◆ **Aim**: The records below should be written out again, exactly.

◆ **Given records**:
_ _ _

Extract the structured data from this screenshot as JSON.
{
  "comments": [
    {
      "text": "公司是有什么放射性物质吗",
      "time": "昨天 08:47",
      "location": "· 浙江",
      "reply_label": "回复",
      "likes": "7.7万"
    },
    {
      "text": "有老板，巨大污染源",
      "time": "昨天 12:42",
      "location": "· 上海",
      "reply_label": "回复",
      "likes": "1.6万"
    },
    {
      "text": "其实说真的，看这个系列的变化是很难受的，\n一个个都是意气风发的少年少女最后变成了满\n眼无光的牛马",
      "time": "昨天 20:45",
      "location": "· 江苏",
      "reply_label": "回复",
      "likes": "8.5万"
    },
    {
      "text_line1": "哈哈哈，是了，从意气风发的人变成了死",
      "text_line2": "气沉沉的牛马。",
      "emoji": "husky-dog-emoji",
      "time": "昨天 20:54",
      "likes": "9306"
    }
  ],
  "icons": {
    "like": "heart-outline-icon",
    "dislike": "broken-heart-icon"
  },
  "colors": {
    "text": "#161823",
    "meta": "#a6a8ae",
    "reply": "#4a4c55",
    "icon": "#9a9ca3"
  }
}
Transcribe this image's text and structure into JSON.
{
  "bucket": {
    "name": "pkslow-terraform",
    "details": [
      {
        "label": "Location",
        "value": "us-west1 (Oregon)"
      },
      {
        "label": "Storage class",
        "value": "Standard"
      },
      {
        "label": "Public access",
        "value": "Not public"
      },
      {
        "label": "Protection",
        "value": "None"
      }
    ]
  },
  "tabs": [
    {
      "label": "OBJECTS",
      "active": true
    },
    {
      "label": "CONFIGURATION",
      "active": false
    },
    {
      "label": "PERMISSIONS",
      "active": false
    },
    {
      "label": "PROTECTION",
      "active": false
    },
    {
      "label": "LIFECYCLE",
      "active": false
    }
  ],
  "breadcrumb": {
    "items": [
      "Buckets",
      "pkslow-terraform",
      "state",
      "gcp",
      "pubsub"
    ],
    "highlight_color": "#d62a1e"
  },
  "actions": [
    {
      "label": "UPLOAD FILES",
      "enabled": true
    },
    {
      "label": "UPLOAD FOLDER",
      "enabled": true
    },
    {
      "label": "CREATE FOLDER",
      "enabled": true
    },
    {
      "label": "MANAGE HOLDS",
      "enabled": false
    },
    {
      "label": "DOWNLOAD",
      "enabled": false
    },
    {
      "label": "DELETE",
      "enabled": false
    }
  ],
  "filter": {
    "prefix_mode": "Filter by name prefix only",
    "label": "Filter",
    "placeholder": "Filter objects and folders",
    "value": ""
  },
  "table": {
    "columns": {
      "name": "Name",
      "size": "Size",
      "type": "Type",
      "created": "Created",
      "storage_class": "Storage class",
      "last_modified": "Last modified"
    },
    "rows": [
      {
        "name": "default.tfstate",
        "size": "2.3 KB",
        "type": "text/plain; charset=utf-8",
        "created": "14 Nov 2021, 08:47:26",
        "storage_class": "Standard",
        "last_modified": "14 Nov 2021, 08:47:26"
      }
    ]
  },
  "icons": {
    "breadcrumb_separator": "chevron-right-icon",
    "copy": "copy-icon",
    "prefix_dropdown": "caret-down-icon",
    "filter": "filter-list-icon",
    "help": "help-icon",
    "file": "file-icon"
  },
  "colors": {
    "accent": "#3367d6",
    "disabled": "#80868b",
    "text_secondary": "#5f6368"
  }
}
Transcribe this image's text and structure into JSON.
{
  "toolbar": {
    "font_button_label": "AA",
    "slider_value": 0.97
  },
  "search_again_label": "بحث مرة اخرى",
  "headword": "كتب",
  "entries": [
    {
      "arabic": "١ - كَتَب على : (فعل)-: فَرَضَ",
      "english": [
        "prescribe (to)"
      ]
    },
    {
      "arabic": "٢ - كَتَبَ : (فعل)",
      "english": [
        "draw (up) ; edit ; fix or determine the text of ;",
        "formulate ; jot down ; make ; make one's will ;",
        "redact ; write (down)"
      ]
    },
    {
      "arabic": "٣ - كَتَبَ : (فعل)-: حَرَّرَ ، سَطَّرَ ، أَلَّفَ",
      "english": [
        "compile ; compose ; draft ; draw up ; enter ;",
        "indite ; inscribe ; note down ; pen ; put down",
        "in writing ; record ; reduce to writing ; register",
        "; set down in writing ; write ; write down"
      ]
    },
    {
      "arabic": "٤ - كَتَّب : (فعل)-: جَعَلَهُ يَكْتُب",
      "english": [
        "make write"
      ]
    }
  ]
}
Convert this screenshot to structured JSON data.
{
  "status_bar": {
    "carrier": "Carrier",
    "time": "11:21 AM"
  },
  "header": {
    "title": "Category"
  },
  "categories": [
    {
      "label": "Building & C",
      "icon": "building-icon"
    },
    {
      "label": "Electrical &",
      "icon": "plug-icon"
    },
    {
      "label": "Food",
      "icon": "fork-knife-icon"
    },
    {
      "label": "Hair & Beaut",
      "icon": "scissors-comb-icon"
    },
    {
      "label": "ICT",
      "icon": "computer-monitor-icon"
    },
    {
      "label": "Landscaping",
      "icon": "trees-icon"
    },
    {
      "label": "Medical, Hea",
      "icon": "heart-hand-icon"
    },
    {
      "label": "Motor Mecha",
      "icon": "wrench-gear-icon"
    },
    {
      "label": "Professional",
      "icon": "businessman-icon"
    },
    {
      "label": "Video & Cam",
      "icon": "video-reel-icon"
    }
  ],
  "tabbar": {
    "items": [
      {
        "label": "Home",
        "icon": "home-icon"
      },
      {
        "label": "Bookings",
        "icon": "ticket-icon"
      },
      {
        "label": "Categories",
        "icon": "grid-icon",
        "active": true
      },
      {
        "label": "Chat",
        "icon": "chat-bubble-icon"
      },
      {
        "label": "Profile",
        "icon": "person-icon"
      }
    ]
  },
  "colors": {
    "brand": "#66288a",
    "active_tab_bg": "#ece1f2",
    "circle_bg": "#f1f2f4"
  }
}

_ _ _

◆ **Solution to this exercise**:
Extract the structured data from this screenshot as JSON.
{
  "comments": [
    {
      "text": "公司是有什么放射性物质吗",
      "time": "昨天 08:47",
      "location": "· 浙江",
      "reply_label": "回复",
      "likes": "7.7万"
    },
    {
      "text": "有老板，巨大污染源",
      "time": "昨天 12:42",
      "location": "· 上海",
      "reply_label": "回复",
      "likes": "1.6万"
    },
    {
      "text": "其实说真的，看这个系列的变化是很难受的，\n一个个都是意气风发的少年少女最后变成了满\n眼无光的牛马",
      "time": "昨天 20:45",
      "location": "· 江苏",
      "reply_label": "回复",
      "likes": "8.5万"
    },
    {
      "text_line1": "哈哈哈，是了，从意气风发的人变成了死",
      "text_line2": "气沉沉的牛马。",
      "emoji": "husky-dog-emoji",
      "time": "昨天 20:54",
      "likes": "9306"
    }
  ],
  "icons": {
    "like": "heart-outline-icon",
    "dislike": "broken-heart-icon"
  },
  "colors": {
    "text": "#161823",
    "meta": "#a6a8ae",
    "reply": "#4a4c55",
    "icon": "#9a9ca3"
  }
}
Transcribe this image's text and structure into JSON.
{
  "bucket": {
    "name": "pkslow-terraform",
    "details": [
      {
        "label": "Location",
        "value": "us-west1 (Oregon)"
      },
      {
        "label": "Storage class",
        "value": "Standard"
      },
      {
        "label": "Public access",
        "value": "Not public"
      },
      {
        "label": "Protection",
        "value": "None"
      }
    ]
  },
  "tabs": [
    {
      "label": "OBJECTS",
      "active": true
    },
    {
      "label": "CONFIGURATION",
      "active": false
    },
    {
      "label": "PERMISSIONS",
      "active": false
    },
    {
      "label": "PROTECTION",
      "active": false
    },
    {
      "label": "LIFECYCLE",
      "active": false
    }
  ],
  "breadcrumb": {
    "items": [
      "Buckets",
      "pkslow-terraform",
      "state",
      "gcp",
      "pubsub"
    ],
    "highlight_color": "#d62a1e"
  },
  "actions": [
    {
      "label": "UPLOAD FILES",
      "enabled": true
    },
    {
      "label": "UPLOAD FOLDER",
      "enabled": true
    },
    {
      "label": "CREATE FOLDER",
      "enabled": true
    },
    {
      "label": "MANAGE HOLDS",
      "enabled": false
    },
    {
      "label": "DOWNLOAD",
      "enabled": false
    },
    {
      "label": "DELETE",
      "enabled": false
    }
  ],
  "filter": {
    "prefix_mode": "Filter by name prefix only",
    "label": "Filter",
    "placeholder": "Filter objects and folders",
    "value": ""
  },
  "table": {
    "columns": {
      "name": "Name",
      "size": "Size",
      "type": "Type",
      "created": "Created",
      "storage_class": "Storage class",
      "last_modified": "Last modified"
    },
    "rows": [
      {
        "name": "default.tfstate",
        "size": "2.3 KB",
        "type": "text/plain; charset=utf-8",
        "created": "14 Nov 2021, 08:47:26",
        "storage_class": "Standard",
        "last_modified": "14 Nov 2021, 08:47:26"
      }
    ]
  },
  "icons": {
    "breadcrumb_separator": "chevron-right-icon",
    "copy": "copy-icon",
    "prefix_dropdown": "caret-down-icon",
    "filter": "filter-list-icon",
    "help": "help-icon",
    "file": "file-icon"
  },
  "colors": {
    "accent": "#3367d6",
    "disabled": "#80868b",
    "text_secondary": "#5f6368"
  }
}
Transcribe this image's text and structure into JSON.
{
  "toolbar": {
    "font_button_label": "AA",
    "slider_value": 0.97
  },
  "search_again_label": "بحث مرة اخرى",
  "headword": "كتب",
  "entries": [
    {
      "arabic": "١ - كَتَب على : (فعل)-: فَرَضَ",
      "english": [
        "prescribe (to)"
      ]
    },
    {
      "arabic": "٢ - كَتَبَ : (فعل)",
      "english": [
        "draw (up) ; edit ; fix or determine the text of ;",
        "formulate ; jot down ; make ; make one's will ;",
        "redact ; write (down)"
      ]
    },
    {
      "arabic": "٣ - كَتَبَ : (فعل)-: حَرَّرَ ، سَطَّرَ ، أَلَّفَ",
      "english": [
        "compile ; compose ; draft ; draw up ; enter ;",
        "indite ; inscribe ; note down ; pen ; put down",
        "in writing ; record ; reduce to writing ; register",
        "; set down in writing ; write ; write down"
      ]
    },
    {
      "arabic": "٤ - كَتَّب : (فعل)-: جَعَلَهُ يَكْتُب",
      "english": [
        "make write"
      ]
    }
  ]
}
Convert this screenshot to structured JSON data.
{
  "status_bar": {
    "carrier": "Carrier",
    "time": "11:21 AM"
  },
  "header": {
    "title": "Category"
  },
  "categories": [
    {
      "label": "Building & C",
      "icon": "building-icon"
    },
    {
      "label": "Electrical &",
      "icon": "plug-icon"
    },
    {
      "label": "Food",
      "icon": "fork-knife-icon"
    },
    {
      "label": "Hair & Beaut",
      "icon": "scissors-comb-icon"
    },
    {
      "label": "ICT",
      "icon": "computer-monitor-icon"
    },
    {
      "label": "Landscaping",
      "icon": "trees-icon"
    },
    {
      "label": "Medical, Hea",
      "icon": "heart-hand-icon"
    },
    {
      "label": "Motor Mecha",
      "icon": "wrench-gear-icon"
    },
    {
      "label": "Professional",
      "icon": "businessman-icon"
    },
    {
      "label": "Video & Cam",
      "icon": "video-reel-icon"
    }
  ],
  "tabbar": {
    "items": [
      {
        "label": "Home",
        "icon": "home-icon"
      },
      {
        "label": "Bookings",
        "icon": "ticket-icon"
      },
      {
        "label": "Categories",
        "icon": "grid-icon",
        "active": true
      },
      {
        "label": "Chat",
        "icon": "chat-bubble-icon"
      },
      {
        "label": "Profile",
        "icon": "person-icon"
      }
    ]
  },
  "colors": {
    "brand": "#66288a",
    "active_tab_bg": "#ece1f2",
    "circle_bg": "#f1f2f4"
  }
}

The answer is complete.